▶ What to do: Retype exactly the lines from the one containing "Type out the text in this image." through the last line of the records below, including both, and leave out any pictures.

▶ Provided data:
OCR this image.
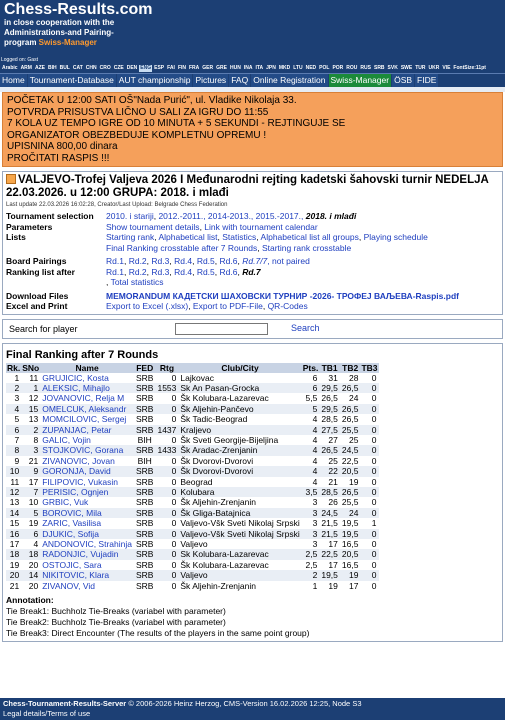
Chess-Results.com
in close cooperation with the
Administrations-and Pairing-
program Swiss-Manager
Logged on: Gast
Arabic ARM AZE BIH BUL CAT CHN CRO CZE DEN ENG ESP FAI FIN FRA GER GRE HUN INA ITA JPN MKD LTU NED POL POR ROU RUS SRB SVK SWE TUR UKR VIE FontSize:11pt
Home Tournament-Database AUT championship Pictures FAQ Online Registration Swiss-Manager ÖSB FIDE

POČETAK U 12:00 SATI OŠ"Nada Purić", ul. Vladike Nikolaja 33.

POTVRDA PRISUSTVA LIČNO U SALI ZA IGRU DO 11:55

7 KOLA UZ TEMPO IGRE OD 10 MINUTA + 5 SEKUNDI - REJTINGUJE SE

ORGANIZATOR OBEZBEDUJE KOMPLETNU OPREMU !

UPISNINA 800,00 dinara

PROČITATI RASPIS !!!

VALJEVO-Trofej Valjeva 2026 I Međunarodni rejting kadetski šahovski turnir NEDELJA 22.03.2026. u 12:00 GRUPA: 2018. i mlađi
Last update 22.03.2026 16:02:28, Creator/Last Upload: Belgrade Chess Federation
Tournament selection	2010. i stariji, 2012.-2011., 2014-2013., 2015.-2017., 2018. i mlađi
Parameters	Show tournament details, Link with tournament calendar
Lists	Starting rank, Alphabetical list, Statistics, Alphabetical list all groups, Playing schedule
Final Ranking crosstable after 7 Rounds, Starting rank crosstable

Board Pairings	Rd.1, Rd.2, Rd.3, Rd.4, Rd.5, Rd.6, Rd.7/7, not paired
Ranking list after	Rd.1, Rd.2, Rd.3, Rd.4, Rd.5, Rd.6, Rd.7
, Total statistics

Download Files	MEMORANDUM КАДЕТСКИ ШАХОВСКИ ТУРНИР -2026- ТРОФЕЈ ВАЉЕВА-Raspis.pdf
Excel and Print	Export to Excel (.xlsx), Export to PDF-File, QR-Codes
Search for player	Search
Final Ranking after 7 Rounds
Rk.	SNo	Name	FED	Rtg	Club/City	Pts.	TB1	TB2	TB3
1	11	GRUJICIC, Kosta	SRB	0	Lajkovac	6	31	28	0
2	1	ALEKSIC, Mihajlo	SRB	1553	Sk An Pasan-Grocka	6	29,5	26,5	0
3	12	JOVANOVIC, Relja M	SRB	0	Šk Kolubara-Lazarevac	5,5	26,5	24	0
4	15	OMELCUK, Aleksandr	SRB	0	Šk Aljehin-Pančevo	5	29,5	26,5	0
5	13	MOMCILOVIC, Sergej	SRB	0	Šk Tadic-Beograd	4	28,5	26,5	0
6	2	ZUPANJAC, Petar	SRB	1437	Kraljevo	4	27,5	25,5	0
7	8	GALIC, Vojin	BIH	0	Šk Sveti Georgije-Bijeljina	4	27	25	0
8	3	STOJKOVIC, Gorana	SRB	1433	Šk Aradac-Zrenjanin	4	26,5	24,5	0
9	21	ZIVANOVIC, Jovan	BIH	0	Šk Dvorovi-Dvorovi	4	25	22,5	0
10	9	GORONJA, David	SRB	0	Šk Dvorovi-Dvorovi	4	22	20,5	0
11	17	FILIPOVIC, Vukasin	SRB	0	Beograd	4	21	19	0
12	7	PERISIC, Ognjen	SRB	0	Kolubara	3,5	28,5	26,5	0
13	10	GRBIC, Vuk	SRB	0	Šk Aljehin-Zrenjanin	3	26	25,5	0
14	5	BOROVIC, Mila	SRB	0	Šk Gliga-Batajnica	3	24,5	24	0
15	19	ZARIC, Vasilisa	SRB	0	Valjevo-Všk Sveti Nikolaj Srpski	3	21,5	19,5	1
16	6	DJUKIC, Sofija	SRB	0	Valjevo-Všk Sveti Nikolaj Srpski	3	21,5	19,5	0
17	4	ANDONOVIC, Strahinja	SRB	0	Valjevo	3	17	16,5	0
18	18	RADONJIC, Vujadin	SRB	0	Sk Kolubara-Lazarevac	2,5	22,5	20,5	0
19	20	OSTOJIC, Sara	SRB	0	Šk Kolubara-Lazarevac	2,5	17	16,5	0
20	14	NIKITOVIC, Klara	SRB	0	Valjevo	2	19,5	19	0
21	20	ZIVANOV, Vid	SRB	0	Šk Aljehin-Zrenjanin	1	19	17	0
Annotation:
Tie Break1: Buchholz Tie-Breaks (variabel with parameter)
Tie Break2: Buchholz Tie-Breaks (variabel with parameter)
Tie Break3: Direct Encounter (The results of the players in the same point group)
Chess-Tournament-Results-Server © 2006-2026 Heinz Herzog, CMS-Version 16.02.2026 12:25, Node S3
Legal details/Terms of use
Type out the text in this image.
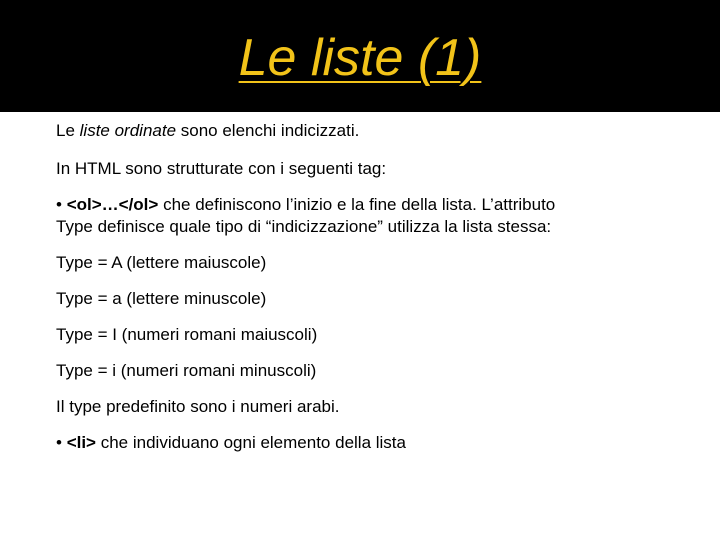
Le liste (1)

Le liste ordinate sono elenchi indicizzati.

In HTML sono strutturate con i seguenti tag:

• <ol>…</ol> che definiscono l’inizio e la fine della lista. L’attributo
Type definisce quale tipo di “indicizzazione” utilizza la lista stessa:

Type = A (lettere maiuscole)

Type = a (lettere minuscole)

Type = I (numeri romani maiuscoli)

Type = i (numeri romani minuscoli)

Il type predefinito sono i numeri arabi.

• <li> che individuano ogni elemento della lista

▶ Worked solution:
Type out the text in this image.
Le liste (1)

Le liste ordinate sono elenchi indicizzati.

In HTML sono strutturate con i seguenti tag:

• <ol>…</ol> che definiscono l’inizio e la fine della lista. L’attributo
Type definisce quale tipo di “indicizzazione” utilizza la lista stessa:

Type = A (lettere maiuscole)

Type = a (lettere minuscole)

Type = I (numeri romani maiuscoli)

Type = i (numeri romani minuscoli)

Il type predefinito sono i numeri arabi.

• <li> che individuano ogni elemento della lista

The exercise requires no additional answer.